(Data records)

◆ ◆ ◆ ◆ ◆ ◆ ◆

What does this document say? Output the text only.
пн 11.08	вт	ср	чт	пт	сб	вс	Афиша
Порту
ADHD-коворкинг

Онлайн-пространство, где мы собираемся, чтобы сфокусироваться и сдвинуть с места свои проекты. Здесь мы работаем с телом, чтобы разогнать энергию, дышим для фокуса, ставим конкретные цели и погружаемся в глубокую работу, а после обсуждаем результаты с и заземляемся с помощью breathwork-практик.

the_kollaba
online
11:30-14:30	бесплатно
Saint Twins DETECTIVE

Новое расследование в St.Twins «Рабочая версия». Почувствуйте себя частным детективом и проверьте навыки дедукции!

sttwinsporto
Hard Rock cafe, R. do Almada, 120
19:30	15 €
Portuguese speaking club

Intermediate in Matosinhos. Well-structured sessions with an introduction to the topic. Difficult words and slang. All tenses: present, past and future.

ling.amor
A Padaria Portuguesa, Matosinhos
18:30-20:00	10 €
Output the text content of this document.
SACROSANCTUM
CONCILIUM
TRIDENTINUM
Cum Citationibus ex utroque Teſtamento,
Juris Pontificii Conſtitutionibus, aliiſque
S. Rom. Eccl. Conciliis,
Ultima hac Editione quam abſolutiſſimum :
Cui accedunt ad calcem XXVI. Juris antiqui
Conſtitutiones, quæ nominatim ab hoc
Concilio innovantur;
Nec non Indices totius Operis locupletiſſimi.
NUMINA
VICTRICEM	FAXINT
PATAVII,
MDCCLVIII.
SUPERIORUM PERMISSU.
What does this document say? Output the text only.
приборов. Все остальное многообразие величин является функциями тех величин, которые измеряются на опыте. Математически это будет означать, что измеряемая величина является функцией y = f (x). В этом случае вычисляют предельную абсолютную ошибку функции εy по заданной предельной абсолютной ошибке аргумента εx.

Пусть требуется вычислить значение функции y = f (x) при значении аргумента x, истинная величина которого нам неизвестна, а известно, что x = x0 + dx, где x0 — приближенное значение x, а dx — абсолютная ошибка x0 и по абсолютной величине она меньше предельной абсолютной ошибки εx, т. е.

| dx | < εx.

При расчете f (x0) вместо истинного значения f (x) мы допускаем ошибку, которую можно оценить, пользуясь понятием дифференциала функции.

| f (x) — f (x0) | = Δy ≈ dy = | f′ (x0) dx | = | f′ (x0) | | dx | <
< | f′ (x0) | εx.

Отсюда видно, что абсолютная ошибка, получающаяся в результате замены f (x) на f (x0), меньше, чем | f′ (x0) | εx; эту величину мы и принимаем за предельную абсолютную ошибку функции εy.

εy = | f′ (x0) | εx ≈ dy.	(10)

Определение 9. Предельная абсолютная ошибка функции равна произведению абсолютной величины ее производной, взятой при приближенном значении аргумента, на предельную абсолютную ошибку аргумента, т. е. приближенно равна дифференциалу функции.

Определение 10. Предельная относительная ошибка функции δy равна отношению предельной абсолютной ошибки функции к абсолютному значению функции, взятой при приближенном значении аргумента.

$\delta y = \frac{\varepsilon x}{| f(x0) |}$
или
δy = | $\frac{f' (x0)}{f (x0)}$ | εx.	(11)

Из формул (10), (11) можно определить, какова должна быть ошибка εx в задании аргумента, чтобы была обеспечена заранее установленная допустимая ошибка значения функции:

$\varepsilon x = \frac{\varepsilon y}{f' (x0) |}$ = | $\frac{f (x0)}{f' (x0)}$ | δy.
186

◆ ◆ ◆ ◆ ◆ ◆ ◆

Please set down the whole listing above without altering a single line.

■ **EXERCISE OUTPUT**
What does this document say? Output the text only.
пн 11.08	вт	ср	чт	пт	сб	вс	Афиша
Порту
ADHD-коворкинг

Онлайн-пространство, где мы собираемся, чтобы сфокусироваться и сдвинуть с места свои проекты. Здесь мы работаем с телом, чтобы разогнать энергию, дышим для фокуса, ставим конкретные цели и погружаемся в глубокую работу, а после обсуждаем результаты с и заземляемся с помощью breathwork-практик.

the_kollaba
online
11:30-14:30	бесплатно
Saint Twins DETECTIVE

Новое расследование в St.Twins «Рабочая версия». Почувствуйте себя частным детективом и проверьте навыки дедукции!

sttwinsporto
Hard Rock cafe, R. do Almada, 120
19:30	15 €
Portuguese speaking club

Intermediate in Matosinhos. Well-structured sessions with an introduction to the topic. Difficult words and slang. All tenses: present, past and future.

ling.amor
A Padaria Portuguesa, Matosinhos
18:30-20:00	10 €
Output the text content of this document.
SACROSANCTUM
CONCILIUM
TRIDENTINUM
Cum Citationibus ex utroque Teſtamento,
Juris Pontificii Conſtitutionibus, aliiſque
S. Rom. Eccl. Conciliis,
Ultima hac Editione quam abſolutiſſimum :
Cui accedunt ad calcem XXVI. Juris antiqui
Conſtitutiones, quæ nominatim ab hoc
Concilio innovantur;
Nec non Indices totius Operis locupletiſſimi.
NUMINA
VICTRICEM	FAXINT
PATAVII,
MDCCLVIII.
SUPERIORUM PERMISSU.
What does this document say? Output the text only.
приборов. Все остальное многообразие величин является функциями тех величин, которые измеряются на опыте. Математически это будет означать, что измеряемая величина является функцией y = f (x). В этом случае вычисляют предельную абсолютную ошибку функции εy по заданной предельной абсолютной ошибке аргумента εx.

Пусть требуется вычислить значение функции y = f (x) при значении аргумента x, истинная величина которого нам неизвестна, а известно, что x = x0 + dx, где x0 — приближенное значение x, а dx — абсолютная ошибка x0 и по абсолютной величине она меньше предельной абсолютной ошибки εx, т. е.

| dx | < εx.

При расчете f (x0) вместо истинного значения f (x) мы допускаем ошибку, которую можно оценить, пользуясь понятием дифференциала функции.

| f (x) — f (x0) | = Δy ≈ dy = | f′ (x0) dx | = | f′ (x0) | | dx | <
< | f′ (x0) | εx.

Отсюда видно, что абсолютная ошибка, получающаяся в результате замены f (x) на f (x0), меньше, чем | f′ (x0) | εx; эту величину мы и принимаем за предельную абсолютную ошибку функции εy.

εy = | f′ (x0) | εx ≈ dy.	(10)

Определение 9. Предельная абсолютная ошибка функции равна произведению абсолютной величины ее производной, взятой при приближенном значении аргумента, на предельную абсолютную ошибку аргумента, т. е. приближенно равна дифференциалу функции.

Определение 10. Предельная относительная ошибка функции δy равна отношению предельной абсолютной ошибки функции к абсолютному значению функции, взятой при приближенном значении аргумента.

$\delta y = \frac{\varepsilon x}{| f(x0) |}$
или
δy = | $\frac{f' (x0)}{f (x0)}$ | εx.	(11)

Из формул (10), (11) можно определить, какова должна быть ошибка εx в задании аргумента, чтобы была обеспечена заранее установленная допустимая ошибка значения функции:

$\varepsilon x = \frac{\varepsilon y}{f' (x0) |}$ = | $\frac{f (x0)}{f' (x0)}$ | δy.
186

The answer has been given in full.